▼

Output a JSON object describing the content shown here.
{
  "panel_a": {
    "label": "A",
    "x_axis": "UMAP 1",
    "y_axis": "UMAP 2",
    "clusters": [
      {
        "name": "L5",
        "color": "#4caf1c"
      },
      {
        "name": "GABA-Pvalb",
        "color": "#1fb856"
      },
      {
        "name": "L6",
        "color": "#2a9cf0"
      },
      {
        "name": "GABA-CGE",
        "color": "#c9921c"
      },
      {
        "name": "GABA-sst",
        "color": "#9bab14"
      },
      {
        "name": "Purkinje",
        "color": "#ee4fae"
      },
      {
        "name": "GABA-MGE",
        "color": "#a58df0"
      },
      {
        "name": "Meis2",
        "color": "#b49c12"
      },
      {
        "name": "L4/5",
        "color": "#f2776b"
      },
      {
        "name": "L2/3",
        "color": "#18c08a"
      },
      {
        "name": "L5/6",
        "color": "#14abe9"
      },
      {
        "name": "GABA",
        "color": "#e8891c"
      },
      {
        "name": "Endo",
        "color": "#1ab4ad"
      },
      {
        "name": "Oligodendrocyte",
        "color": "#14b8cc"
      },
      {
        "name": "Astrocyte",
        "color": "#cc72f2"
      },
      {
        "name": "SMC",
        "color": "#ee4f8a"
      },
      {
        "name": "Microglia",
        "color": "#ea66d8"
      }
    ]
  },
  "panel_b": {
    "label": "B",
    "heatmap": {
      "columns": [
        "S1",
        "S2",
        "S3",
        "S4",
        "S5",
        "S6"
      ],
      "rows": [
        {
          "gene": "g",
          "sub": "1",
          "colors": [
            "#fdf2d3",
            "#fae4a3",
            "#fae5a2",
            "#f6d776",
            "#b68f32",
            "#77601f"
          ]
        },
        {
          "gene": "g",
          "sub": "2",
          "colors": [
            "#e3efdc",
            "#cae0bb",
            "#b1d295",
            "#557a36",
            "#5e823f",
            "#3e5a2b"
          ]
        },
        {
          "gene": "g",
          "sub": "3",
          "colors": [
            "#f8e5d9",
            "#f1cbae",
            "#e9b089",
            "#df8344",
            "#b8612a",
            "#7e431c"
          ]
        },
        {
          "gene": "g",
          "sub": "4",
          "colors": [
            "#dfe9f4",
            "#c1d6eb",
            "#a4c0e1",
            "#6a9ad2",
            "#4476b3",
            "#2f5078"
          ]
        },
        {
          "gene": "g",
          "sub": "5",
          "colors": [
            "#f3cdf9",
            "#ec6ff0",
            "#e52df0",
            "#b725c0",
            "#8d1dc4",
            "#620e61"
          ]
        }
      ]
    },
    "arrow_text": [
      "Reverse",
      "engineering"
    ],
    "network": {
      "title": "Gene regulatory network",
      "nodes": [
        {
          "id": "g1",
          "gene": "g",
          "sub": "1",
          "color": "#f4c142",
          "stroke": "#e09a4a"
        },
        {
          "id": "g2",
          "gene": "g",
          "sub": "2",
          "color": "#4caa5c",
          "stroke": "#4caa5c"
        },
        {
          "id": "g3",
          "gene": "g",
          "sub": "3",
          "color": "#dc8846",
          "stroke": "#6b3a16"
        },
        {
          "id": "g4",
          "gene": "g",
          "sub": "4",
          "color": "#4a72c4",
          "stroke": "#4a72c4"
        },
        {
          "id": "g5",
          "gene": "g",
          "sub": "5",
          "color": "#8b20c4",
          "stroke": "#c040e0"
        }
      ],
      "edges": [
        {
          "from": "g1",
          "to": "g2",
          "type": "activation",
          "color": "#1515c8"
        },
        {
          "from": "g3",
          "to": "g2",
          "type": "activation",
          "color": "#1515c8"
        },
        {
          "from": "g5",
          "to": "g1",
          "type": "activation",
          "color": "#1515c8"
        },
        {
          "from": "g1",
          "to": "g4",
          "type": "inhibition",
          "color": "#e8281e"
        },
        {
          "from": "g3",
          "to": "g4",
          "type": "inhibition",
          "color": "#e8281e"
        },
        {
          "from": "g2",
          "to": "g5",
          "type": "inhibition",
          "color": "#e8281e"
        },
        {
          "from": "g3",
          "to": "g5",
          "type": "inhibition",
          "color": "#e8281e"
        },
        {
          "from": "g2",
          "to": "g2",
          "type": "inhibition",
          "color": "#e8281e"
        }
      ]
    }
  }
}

▲
▼

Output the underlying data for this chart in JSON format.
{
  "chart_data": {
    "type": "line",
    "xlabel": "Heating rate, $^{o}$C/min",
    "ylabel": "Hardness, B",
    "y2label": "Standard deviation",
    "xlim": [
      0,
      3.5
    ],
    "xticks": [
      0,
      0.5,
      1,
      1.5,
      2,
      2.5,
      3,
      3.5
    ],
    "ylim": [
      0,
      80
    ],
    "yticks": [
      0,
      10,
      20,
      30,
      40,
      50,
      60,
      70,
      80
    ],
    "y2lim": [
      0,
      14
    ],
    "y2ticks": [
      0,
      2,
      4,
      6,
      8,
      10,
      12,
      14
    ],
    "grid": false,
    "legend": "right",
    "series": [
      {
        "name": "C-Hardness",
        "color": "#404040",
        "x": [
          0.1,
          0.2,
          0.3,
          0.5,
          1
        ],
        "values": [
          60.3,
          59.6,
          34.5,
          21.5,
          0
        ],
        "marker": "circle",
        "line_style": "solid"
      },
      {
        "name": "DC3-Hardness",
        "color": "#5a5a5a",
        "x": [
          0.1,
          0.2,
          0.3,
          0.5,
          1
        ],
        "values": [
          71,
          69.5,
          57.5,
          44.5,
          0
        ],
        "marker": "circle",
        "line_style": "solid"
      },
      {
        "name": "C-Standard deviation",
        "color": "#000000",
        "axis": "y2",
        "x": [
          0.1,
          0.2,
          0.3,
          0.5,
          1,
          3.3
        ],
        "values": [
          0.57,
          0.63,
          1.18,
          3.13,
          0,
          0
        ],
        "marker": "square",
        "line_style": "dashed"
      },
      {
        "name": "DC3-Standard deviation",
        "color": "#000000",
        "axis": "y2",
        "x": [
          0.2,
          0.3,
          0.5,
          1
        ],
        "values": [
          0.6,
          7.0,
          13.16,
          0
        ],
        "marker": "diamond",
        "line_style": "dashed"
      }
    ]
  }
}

▲

What to work on » Gather every line containing the word "JSON" and copy it.

Exercise output »
Output a JSON object describing the content shown here.
Output the underlying data for this chart in JSON format.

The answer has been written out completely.